— What the task asks —
Using the records below, locate all lines containing "таможенной" and return them.

— Exercise material —
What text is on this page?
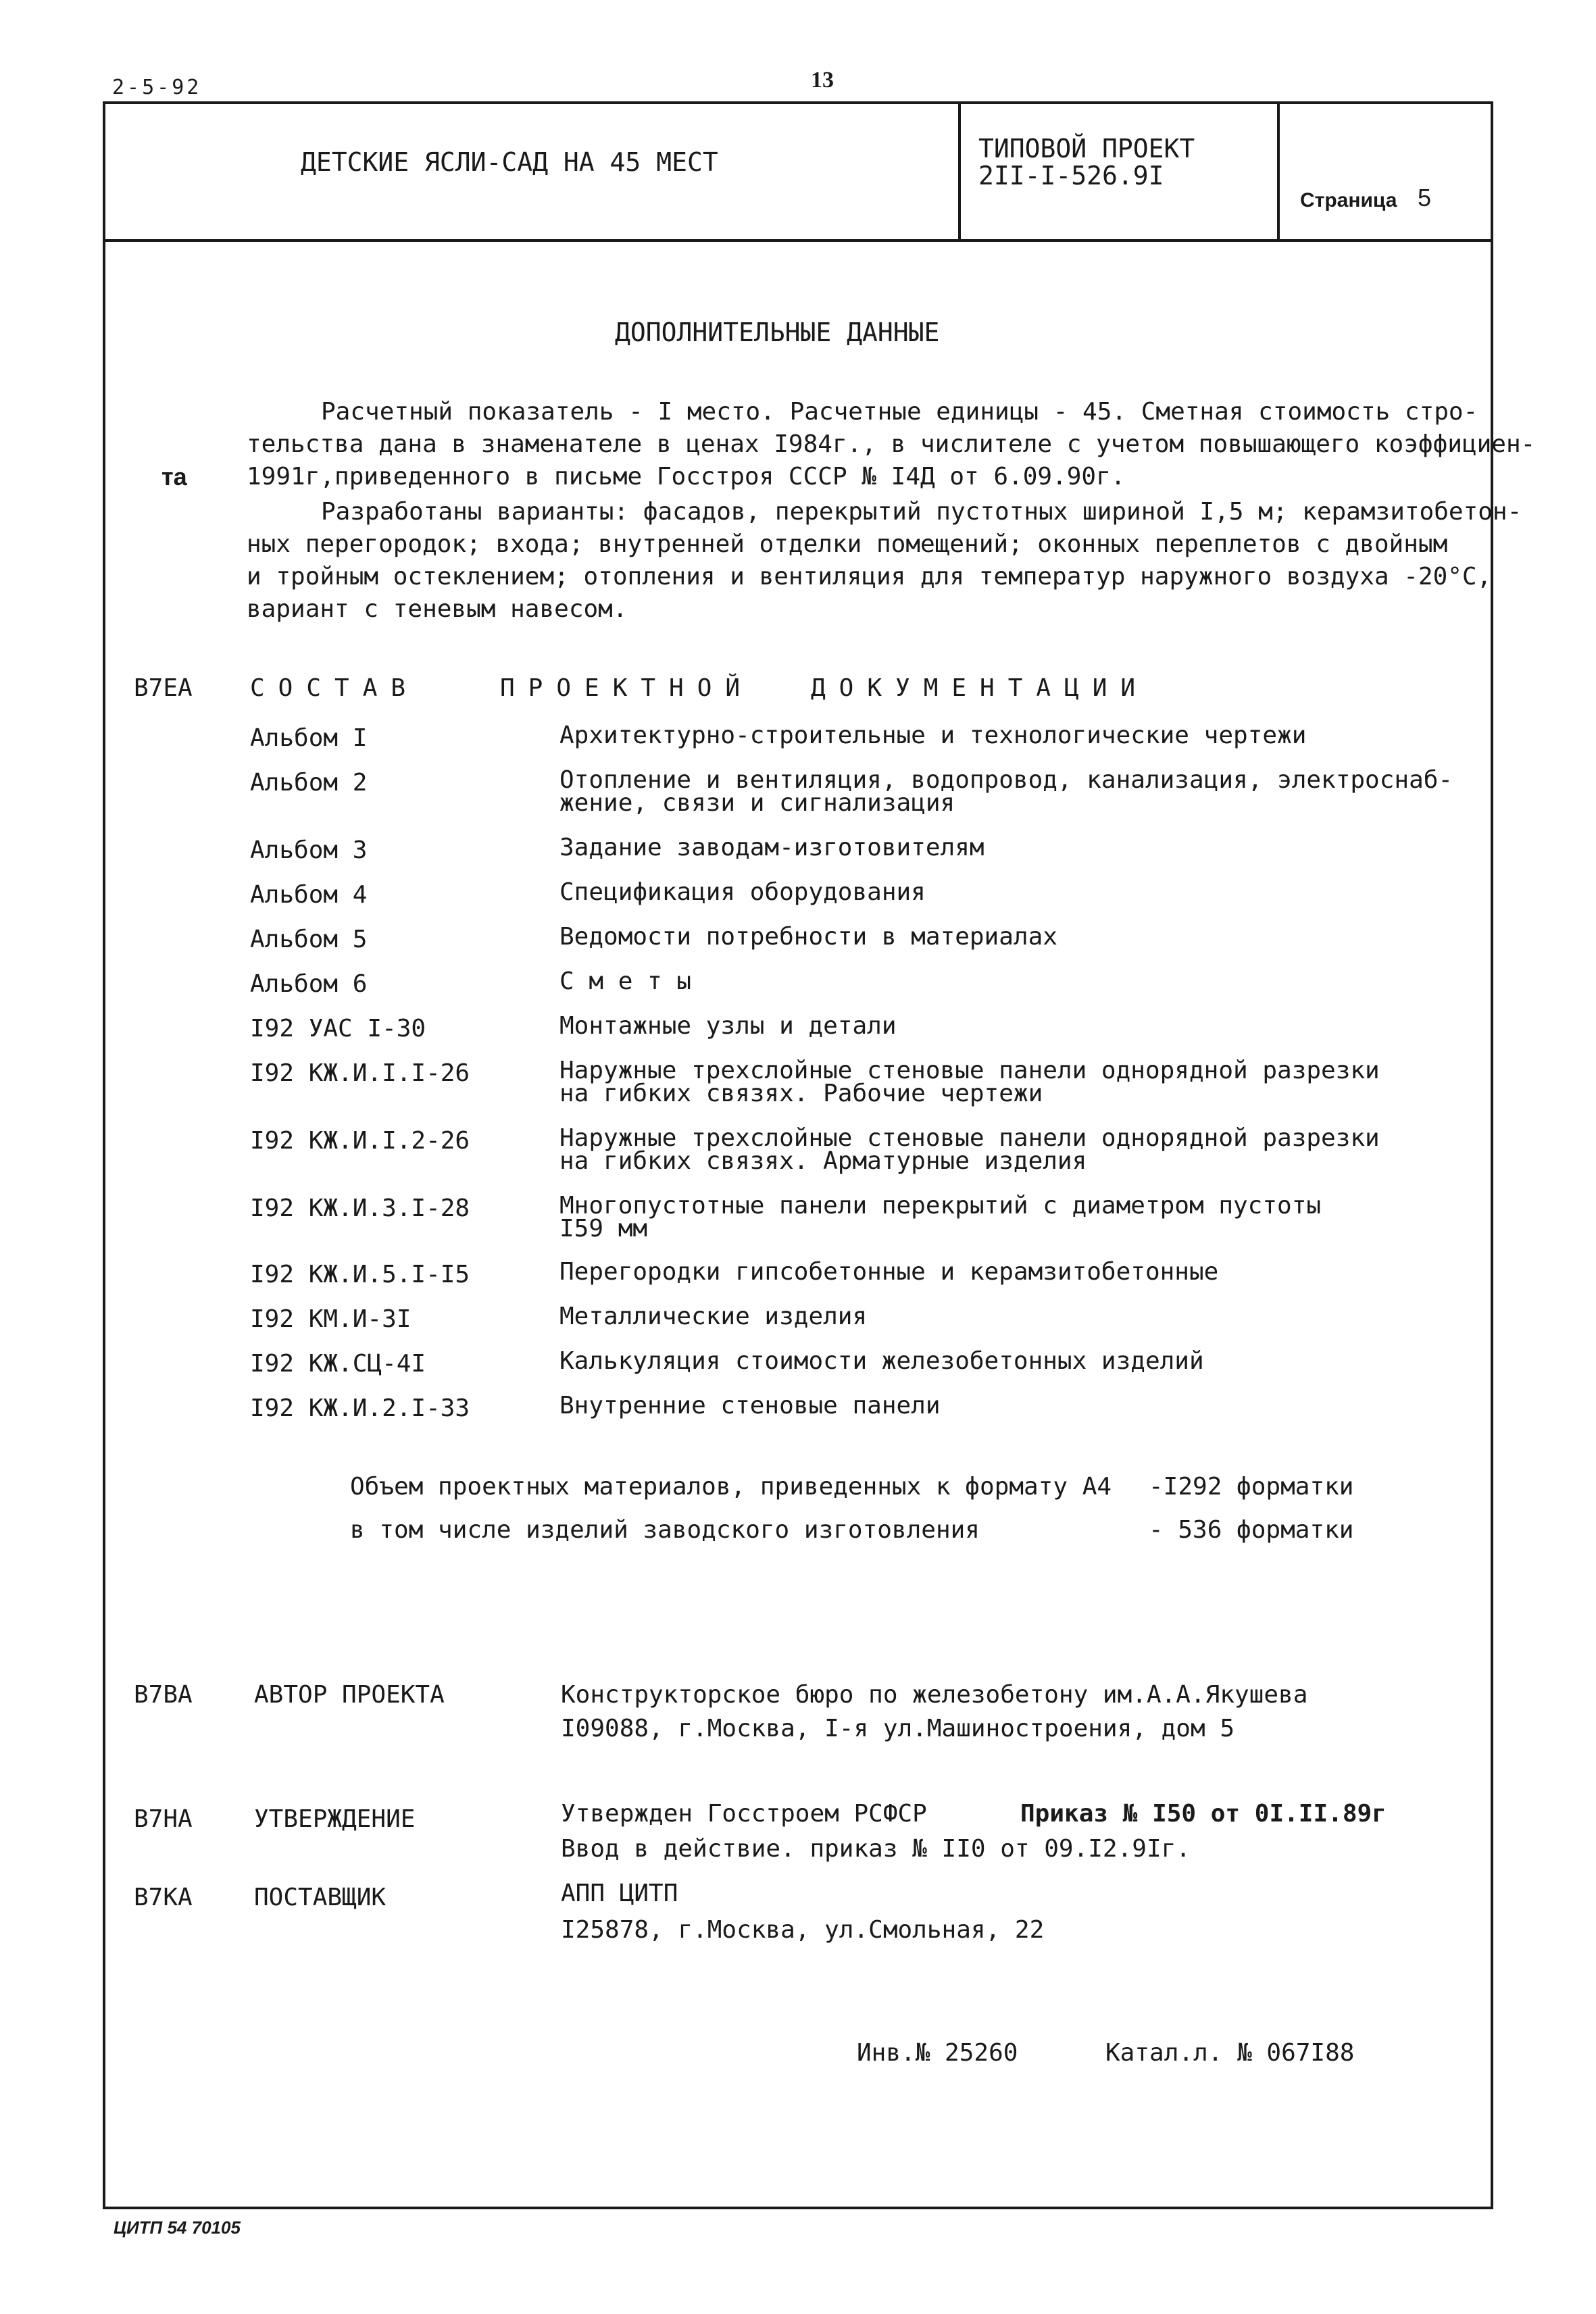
2-5-92	13
ДЕТСКИЕ ЯСЛИ-САД НА 45 МЕСТ	ТИПОВОЙ ПРОЕКТ
2II-I-526.9I
Страница 5
ДОПОЛНИТЕЛЬНЫЕ ДАННЫЕ
Расчетный показатель - I место. Расчетные единицы - 45. Сметная стоимость стро-
тельства дана в знаменателе в ценах I984г., в числителе с учетом повышающего коэффициен-
та 1991г,приведенного в письме Госстроя СССР № I4Д от 6.09.90г.
Разработаны варианты: фасадов, перекрытий пустотных шириной I,5 м; керамзитобетон-
ных перегородок; входа; внутренней отделки помещений; оконных переплетов с двойным
и тройным остеклением; отопления и вентиляция для температур наружного воздуха -20°С,
вариант с теневым навесом.
В7ЕА СОСТАВ	ПРОЕКТНОЙ ДОКУМЕНТАЦИИ
Альбом I	Архитектурно-строительные и технологические чертежи
Альбом 2	Отопление и вентиляция, водопровод, канализация, электроснаб-
жение, связи и сигнализация
Альбом 3	Задание заводам-изготовителям
Альбом 4	Спецификация оборудования
Альбом 5	Ведомости потребности в материалах
Альбом 6	С м е т ы
I92 УАС I-30	Монтажные узлы и детали
I92 КЖ.И.I.I-26	Наружные трехслойные стеновые панели однорядной разрезки
на гибких связях. Рабочие чертежи
I92 КЖ.И.I.2-26	Наружные трехслойные стеновые панели однорядной разрезки
на гибких связях. Арматурные изделия
I92 КЖ.И.3.I-28	Многопустотные панели перекрытий с диаметром пустоты
I59 мм
I92 КЖ.И.5.I-I5	Перегородки гипсобетонные и керамзитобетонные
I92 КМ.И-3I	Металлические изделия
I92 КЖ.СЦ-4I	Калькуляция стоимости железобетонных изделий
I92 КЖ.И.2.I-33	Внутренние стеновые панели
Объем проектных материалов, приведенных к формату А4 -I292 форматки
в том числе изделий заводского изготовления	- 536 форматки
В7ВА	АВТОР ПРОЕКТА	Конструкторское бюро по железобетону им.А.А.Якушева
I09088, г.Москва, I-я ул.Машиностроения, дом 5
В7НА	УТВЕРЖДЕНИЕ	Утвержден Госстроем РСФСР	Приказ № I50 от 0I.II.89г
Ввод в действие. приказ № II0 от 09.I2.9Iг.
В7КА	ПОСТАВЩИК	АПП ЦИТП
I25878, г.Москва, ул.Смольная, 22
Инв.№ 25260	Катал.л. № 067I88
ЦИТП 54 70105
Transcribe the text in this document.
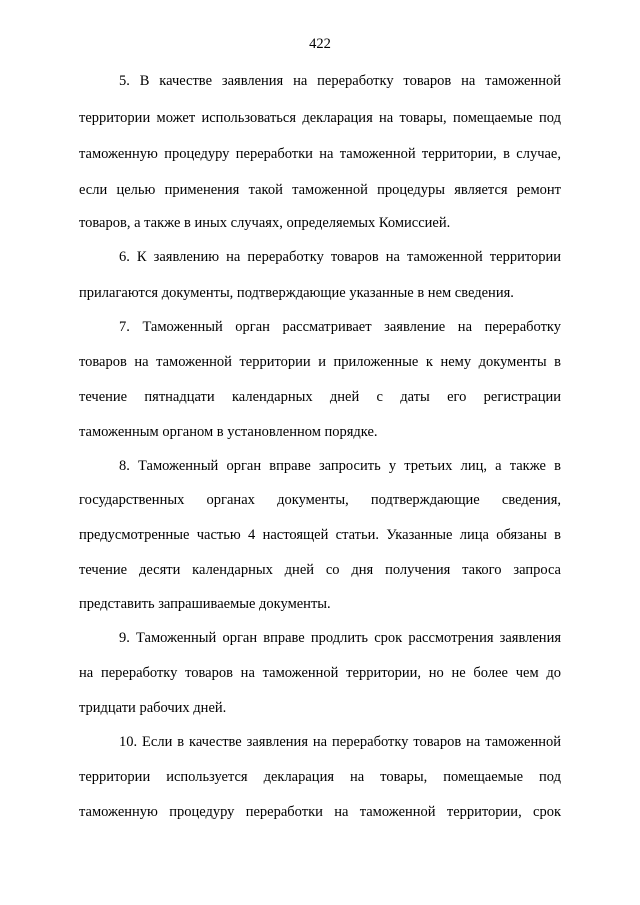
422
5. В качестве заявления на переработку товаров на таможенной
территории может использоваться декларация на товары, помещаемые под
таможенную процедуру переработки на таможенной территории, в случае,
если целью применения такой таможенной процедуры является ремонт
товаров, а также в иных случаях, определяемых Комиссией.
6. К заявлению на переработку товаров на таможенной территории
прилагаются документы, подтверждающие указанные в нем сведения.
7. Таможенный орган рассматривает заявление на переработку
товаров на таможенной территории и приложенные к нему документы в
течение пятнадцати календарных дней с даты его регистрации
таможенным органом в установленном порядке.
8. Таможенный орган вправе запросить у третьих лиц, а также в
государственных органах документы, подтверждающие сведения,
предусмотренные частью 4 настоящей статьи. Указанные лица обязаны в
течение десяти календарных дней со дня получения такого запроса
представить запрашиваемые документы.
9. Таможенный орган вправе продлить срок рассмотрения заявления
на переработку товаров на таможенной территории, но не более чем до
тридцати рабочих дней.
10. Если в качестве заявления на переработку товаров на таможенной
территории используется декларация на товары, помещаемые под
таможенную процедуру переработки на таможенной территории, срок
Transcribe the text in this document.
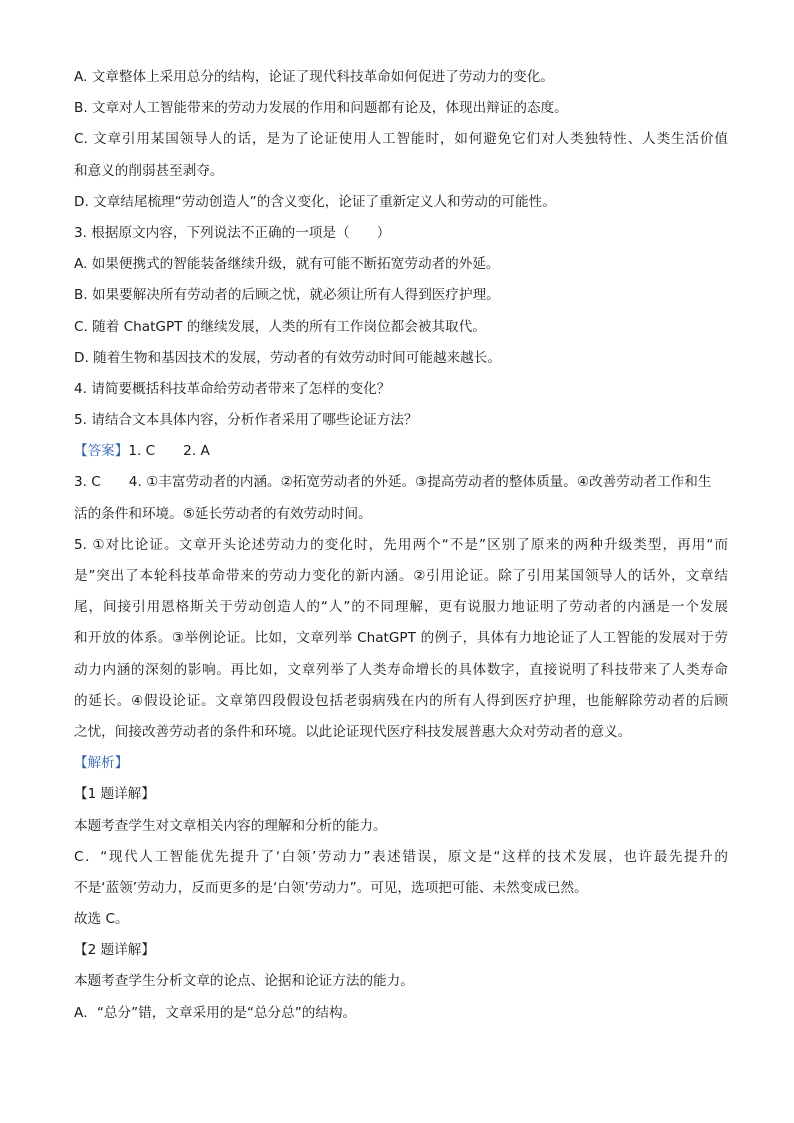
A. 文章整体上采用总分的结构，论证了现代科技革命如何促进了劳动力的变化。
B. 文章对人工智能带来的劳动力发展的作用和问题都有论及，体现出辩证的态度。
C. 文章引用某国领导人的话，是为了论证使用人工智能时，如何避免它们对人类独特性、人类生活价值
和意义的削弱甚至剥夺。
D. 文章结尾梳理“劳动创造人”的含义变化，论证了重新定义人和劳动的可能性。
3. 根据原文内容，下列说法不正确的一项是（　　）
A. 如果便携式的智能装备继续升级，就有可能不断拓宽劳动者的外延。
B. 如果要解决所有劳动者的后顾之忧，就必须让所有人得到医疗护理。
C. 随着 ChatGPT 的继续发展，人类的所有工作岗位都会被其取代。
D. 随着生物和基因技术的发展，劳动者的有效劳动时间可能越来越长。
4. 请简要概括科技革命给劳动者带来了怎样的变化？
5. 请结合文本具体内容，分析作者采用了哪些论证方法？
【答案】1. C 2. A
3. C 4. ①丰富劳动者的内涵。②拓宽劳动者的外延。③提高劳动者的整体质量。④改善劳动者工作和生
活的条件和环境。⑤延长劳动者的有效劳动时间。
5. ①对比论证。文章开头论述劳动力的变化时，先用两个“不是”区别了原来的两种升级类型，再用“而
是”突出了本轮科技革命带来的劳动力变化的新内涵。②引用论证。除了引用某国领导人的话外，文章结
尾，间接引用恩格斯关于劳动创造人的“人”的不同理解，更有说服力地证明了劳动者的内涵是一个发展
和开放的体系。③举例论证。比如，文章列举 ChatGPT 的例子，具体有力地论证了人工智能的发展对于劳
动力内涵的深刻的影响。再比如，文章列举了人类寿命增长的具体数字，直接说明了科技带来了人类寿命
的延长。④假设论证。文章第四段假设包括老弱病残在内的所有人得到医疗护理，也能解除劳动者的后顾
之忧，间接改善劳动者的条件和环境。以此论证现代医疗科技发展普惠大众对劳动者的意义。
【解析】
【1 题详解】
本题考查学生对文章相关内容的理解和分析的能力。
C．“现代人工智能优先提升了‘白领’劳动力”表述错误，原文是“这样的技术发展，也许最先提升的
不是‘蓝领’劳动力，反而更多的是‘白领’劳动力”。可见，选项把可能、未然变成已然。
故选 C。
【2 题详解】
本题考查学生分析文章的论点、论据和论证方法的能力。
A．“总分”错，文章采用的是“总分总”的结构。
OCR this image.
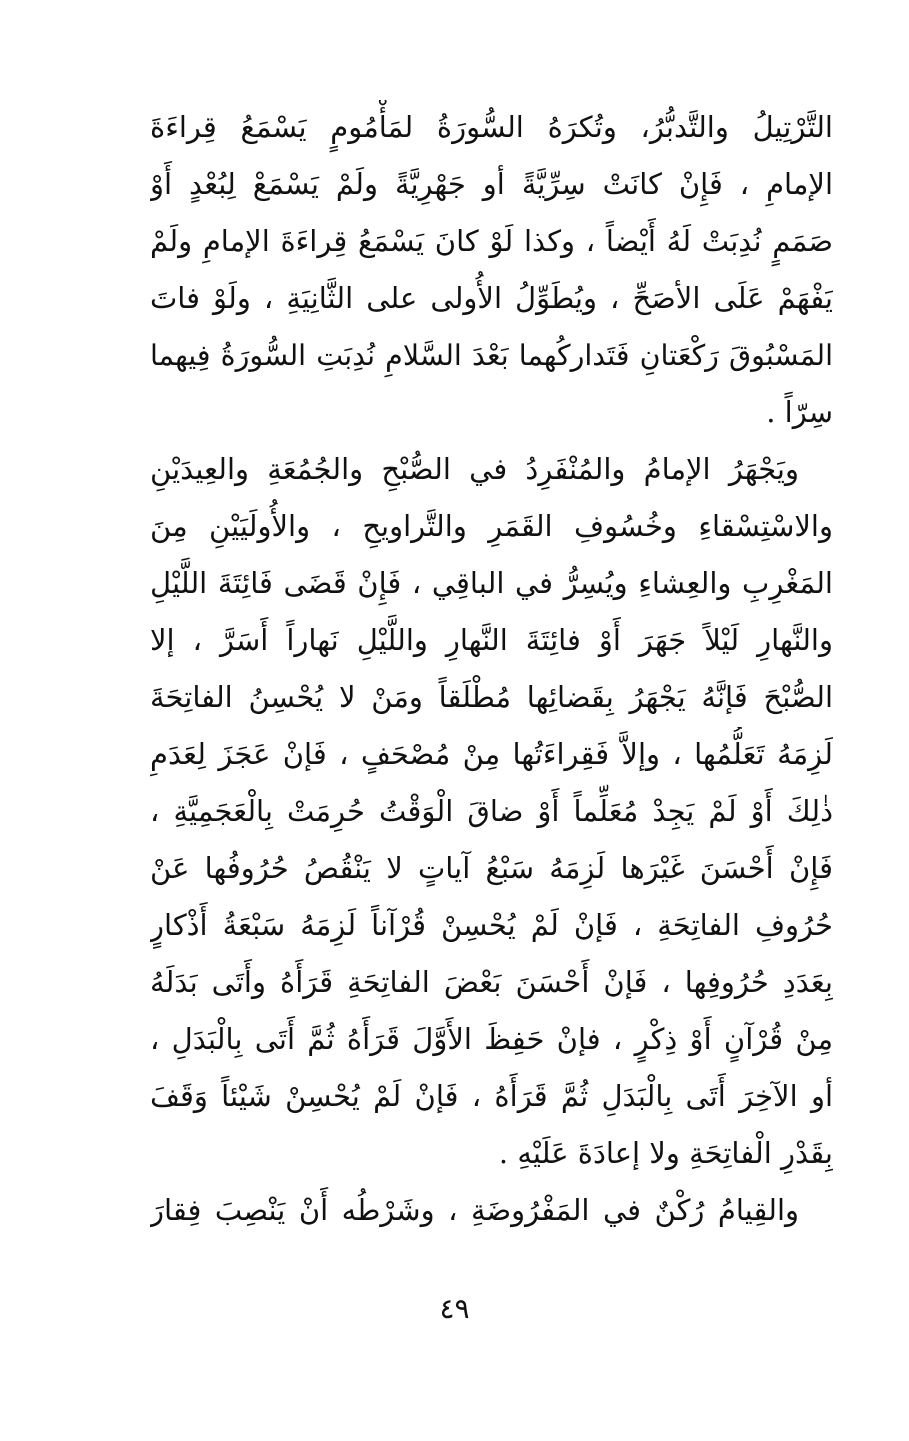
التَّرْتِيلُ والتَّدبُّرُ، وتُكرَهُ السُّورَةُ لمَأْمُومٍ يَسْمَعُ قِراءَةَ
الإمامِ ، فَإِنْ كانَتْ سِرِّيَّةً أو جَهْرِيَّةً ولَمْ يَسْمَعْ لِبُعْدٍ أَوْ
صَمَمٍ نُدِبَتْ لَهُ أَيْضاً ، وكذا لَوْ كانَ يَسْمَعُ قِراءَةَ الإمامِ ولَمْ
يَفْهَمْ عَلَى الأصَحِّ ، ويُطَوِّلُ الأُولى على الثَّانِيَةِ ، ولَوْ فاتَ
المَسْبُوقَ رَكْعَتانِ فَتَداركُهما بَعْدَ السَّلامِ نُدِبَتِ السُّورَةُ فِيهما
سِرّاً .
ويَجْهَرُ الإمامُ والمُنْفَرِدُ في الصُّبْحِ والجُمُعَةِ والعِيدَيْنِ
والاسْتِسْقاءِ وخُسُوفِ القَمَرِ والتَّراويحِ ، والأُولَيَيْنِ مِنَ
المَغْرِبِ والعِشاءِ ويُسِرُّ في الباقِي ، فَإِنْ قَضَى فَائِتَةَ اللَّيْلِ
والنَّهارِ لَيْلاً جَهَرَ أَوْ فائِتَةَ النَّهارِ واللَّيْلِ نَهاراً أَسَرَّ ، إلا
الصُّبْحَ فَإنَّهُ يَجْهَرُ بِقَضائِها مُطْلَقاً ومَنْ لا يُحْسِنُ الفاتِحَةَ
لَزِمَهُ تَعَلُّمُها ، وإلاَّ فَقِراءَتُها مِنْ مُصْحَفٍ ، فَإنْ عَجَزَ لِعَدَمِ
ذٰلِكَ أَوْ لَمْ يَجِدْ مُعَلِّماً أَوْ ضاقَ الْوَقْتُ حُرِمَتْ بِالْعَجَمِيَّةِ ،
فَإِنْ أَحْسَنَ غَيْرَها لَزِمَهُ سَبْعُ آياتٍ لا يَنْقُصُ حُرُوفُها عَنْ
حُرُوفِ الفاتِحَةِ ، فَإنْ لَمْ يُحْسِنْ قُرْآناً لَزِمَهُ سَبْعَةُ أَذْكارٍ
بِعَدَدِ حُرُوفِها ، فَإنْ أَحْسَنَ بَعْضَ الفاتِحَةِ قَرَأَهُ وأَتَى بَدَلَهُ
مِنْ قُرْآنٍ أَوْ ذِكْرٍ ، فإنْ حَفِظَ الأَوَّلَ قَرَأَهُ ثُمَّ أَتَى بِالْبَدَلِ ،
أو الآخِرَ أَتَى بِالْبَدَلِ ثُمَّ قَرَأَهُ ، فَإنْ لَمْ يُحْسِنْ شَيْئاً وَقَفَ
بِقَدْرِ الْفاتِحَةِ ولا إعادَةَ عَلَيْهِ .
والقِيامُ رُكْنٌ في المَفْرُوضَةِ ، وشَرْطُه أَنْ يَنْصِبَ فِقارَ
٤٩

— Right answer —
5. В качестве заявления на переработку товаров на таможенной
таможенную процедуру переработки на таможенной территории, в случае,
если целью применения такой таможенной процедуры является ремонт
6. К заявлению на переработку товаров на таможенной территории
товаров на таможенной территории и приложенные к нему документы в
на переработку товаров на таможенной территории, но не более чем до
10. Если в качестве заявления на переработку товаров на таможенной
таможенную процедуру переработки на таможенной территории, срок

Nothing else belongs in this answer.